> _Task brief_
Gather up the lines with the word "下车引之" in them.

--------------------------------

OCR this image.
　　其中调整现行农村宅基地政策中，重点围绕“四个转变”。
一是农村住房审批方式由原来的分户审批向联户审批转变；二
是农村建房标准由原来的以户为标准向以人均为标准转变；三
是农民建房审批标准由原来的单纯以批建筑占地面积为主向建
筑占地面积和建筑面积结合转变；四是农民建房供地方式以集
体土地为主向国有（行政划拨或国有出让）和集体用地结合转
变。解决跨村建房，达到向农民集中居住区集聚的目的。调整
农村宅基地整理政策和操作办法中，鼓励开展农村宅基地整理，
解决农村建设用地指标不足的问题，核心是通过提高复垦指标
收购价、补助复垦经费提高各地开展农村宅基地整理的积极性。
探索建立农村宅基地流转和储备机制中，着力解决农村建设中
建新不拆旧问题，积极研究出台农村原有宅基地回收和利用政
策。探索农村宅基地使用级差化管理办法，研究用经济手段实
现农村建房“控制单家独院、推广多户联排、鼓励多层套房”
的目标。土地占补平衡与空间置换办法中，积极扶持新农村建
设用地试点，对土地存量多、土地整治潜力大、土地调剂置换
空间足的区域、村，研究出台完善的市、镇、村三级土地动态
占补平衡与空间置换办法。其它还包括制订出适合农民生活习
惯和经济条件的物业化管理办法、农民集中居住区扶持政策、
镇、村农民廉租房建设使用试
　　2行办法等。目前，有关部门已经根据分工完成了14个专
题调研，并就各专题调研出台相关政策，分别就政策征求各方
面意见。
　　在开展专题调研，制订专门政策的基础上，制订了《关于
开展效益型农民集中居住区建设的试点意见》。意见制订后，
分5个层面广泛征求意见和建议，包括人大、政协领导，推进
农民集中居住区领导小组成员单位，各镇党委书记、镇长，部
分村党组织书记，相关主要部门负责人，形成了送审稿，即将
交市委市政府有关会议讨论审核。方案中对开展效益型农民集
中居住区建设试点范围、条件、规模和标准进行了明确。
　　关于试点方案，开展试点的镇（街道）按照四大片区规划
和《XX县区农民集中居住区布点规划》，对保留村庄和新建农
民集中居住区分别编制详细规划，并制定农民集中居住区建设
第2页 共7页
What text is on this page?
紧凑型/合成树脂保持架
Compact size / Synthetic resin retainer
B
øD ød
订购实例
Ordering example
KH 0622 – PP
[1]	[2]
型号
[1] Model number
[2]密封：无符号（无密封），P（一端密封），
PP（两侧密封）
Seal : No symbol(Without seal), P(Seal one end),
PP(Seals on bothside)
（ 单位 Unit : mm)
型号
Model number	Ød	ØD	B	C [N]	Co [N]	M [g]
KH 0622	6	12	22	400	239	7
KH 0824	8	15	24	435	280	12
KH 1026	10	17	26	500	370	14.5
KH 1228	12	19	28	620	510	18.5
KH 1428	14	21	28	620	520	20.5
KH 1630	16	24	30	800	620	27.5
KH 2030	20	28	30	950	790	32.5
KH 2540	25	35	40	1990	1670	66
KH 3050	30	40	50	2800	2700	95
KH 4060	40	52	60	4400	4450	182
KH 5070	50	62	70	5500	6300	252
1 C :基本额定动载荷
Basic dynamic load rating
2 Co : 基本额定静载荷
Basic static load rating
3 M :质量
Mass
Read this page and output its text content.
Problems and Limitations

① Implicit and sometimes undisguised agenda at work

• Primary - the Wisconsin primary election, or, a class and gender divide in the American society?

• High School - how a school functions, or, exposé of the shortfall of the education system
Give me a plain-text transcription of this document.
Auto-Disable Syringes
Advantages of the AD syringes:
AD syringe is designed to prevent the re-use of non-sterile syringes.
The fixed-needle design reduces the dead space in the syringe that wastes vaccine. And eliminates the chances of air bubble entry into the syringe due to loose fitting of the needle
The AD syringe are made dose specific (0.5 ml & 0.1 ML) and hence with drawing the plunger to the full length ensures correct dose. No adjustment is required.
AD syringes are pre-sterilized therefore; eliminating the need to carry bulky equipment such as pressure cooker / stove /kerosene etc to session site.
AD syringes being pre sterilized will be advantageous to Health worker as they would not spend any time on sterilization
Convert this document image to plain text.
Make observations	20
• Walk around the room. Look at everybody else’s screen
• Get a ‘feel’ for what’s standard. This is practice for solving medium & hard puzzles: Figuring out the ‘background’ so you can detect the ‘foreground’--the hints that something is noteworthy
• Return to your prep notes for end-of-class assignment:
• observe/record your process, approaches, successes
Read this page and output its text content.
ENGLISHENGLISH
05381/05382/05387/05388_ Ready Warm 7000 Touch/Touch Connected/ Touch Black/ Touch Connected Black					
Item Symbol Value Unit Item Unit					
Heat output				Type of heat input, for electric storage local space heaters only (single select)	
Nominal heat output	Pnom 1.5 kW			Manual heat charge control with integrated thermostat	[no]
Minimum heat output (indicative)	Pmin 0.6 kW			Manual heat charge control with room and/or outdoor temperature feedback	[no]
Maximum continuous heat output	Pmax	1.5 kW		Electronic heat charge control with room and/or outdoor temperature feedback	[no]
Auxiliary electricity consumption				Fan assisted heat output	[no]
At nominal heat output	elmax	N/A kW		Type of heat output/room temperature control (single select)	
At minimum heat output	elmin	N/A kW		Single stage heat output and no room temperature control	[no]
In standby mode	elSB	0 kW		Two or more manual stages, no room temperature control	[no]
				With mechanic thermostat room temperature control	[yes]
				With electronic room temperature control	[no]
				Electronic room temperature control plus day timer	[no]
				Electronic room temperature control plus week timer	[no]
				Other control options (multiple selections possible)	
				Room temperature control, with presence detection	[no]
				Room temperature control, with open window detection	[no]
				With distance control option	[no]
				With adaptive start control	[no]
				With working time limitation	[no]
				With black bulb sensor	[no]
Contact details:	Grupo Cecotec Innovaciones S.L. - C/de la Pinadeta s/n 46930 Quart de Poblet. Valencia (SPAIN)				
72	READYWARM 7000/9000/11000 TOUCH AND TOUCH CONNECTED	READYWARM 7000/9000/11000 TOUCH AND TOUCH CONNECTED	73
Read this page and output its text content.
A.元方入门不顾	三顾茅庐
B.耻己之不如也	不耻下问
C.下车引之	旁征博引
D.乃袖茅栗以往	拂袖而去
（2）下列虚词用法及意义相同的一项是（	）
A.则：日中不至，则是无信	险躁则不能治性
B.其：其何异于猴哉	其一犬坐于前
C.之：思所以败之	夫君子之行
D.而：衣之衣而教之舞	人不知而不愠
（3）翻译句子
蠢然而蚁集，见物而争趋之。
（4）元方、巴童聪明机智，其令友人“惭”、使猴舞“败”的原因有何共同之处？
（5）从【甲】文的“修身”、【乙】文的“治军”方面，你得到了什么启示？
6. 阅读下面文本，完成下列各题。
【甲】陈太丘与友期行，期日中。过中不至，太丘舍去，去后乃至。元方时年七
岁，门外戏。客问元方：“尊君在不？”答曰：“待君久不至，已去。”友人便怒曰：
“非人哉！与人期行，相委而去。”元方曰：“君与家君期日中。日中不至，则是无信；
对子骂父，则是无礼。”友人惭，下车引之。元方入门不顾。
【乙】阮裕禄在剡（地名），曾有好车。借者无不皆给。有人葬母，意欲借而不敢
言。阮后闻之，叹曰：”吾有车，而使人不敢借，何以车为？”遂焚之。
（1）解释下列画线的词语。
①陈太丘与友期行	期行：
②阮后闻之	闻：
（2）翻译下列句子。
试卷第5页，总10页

--------------------------------

> _Solution to this task_
C.下车引之	旁征博引
对子骂父，则是无礼。”友人惭，下车引之。元方入门不顾。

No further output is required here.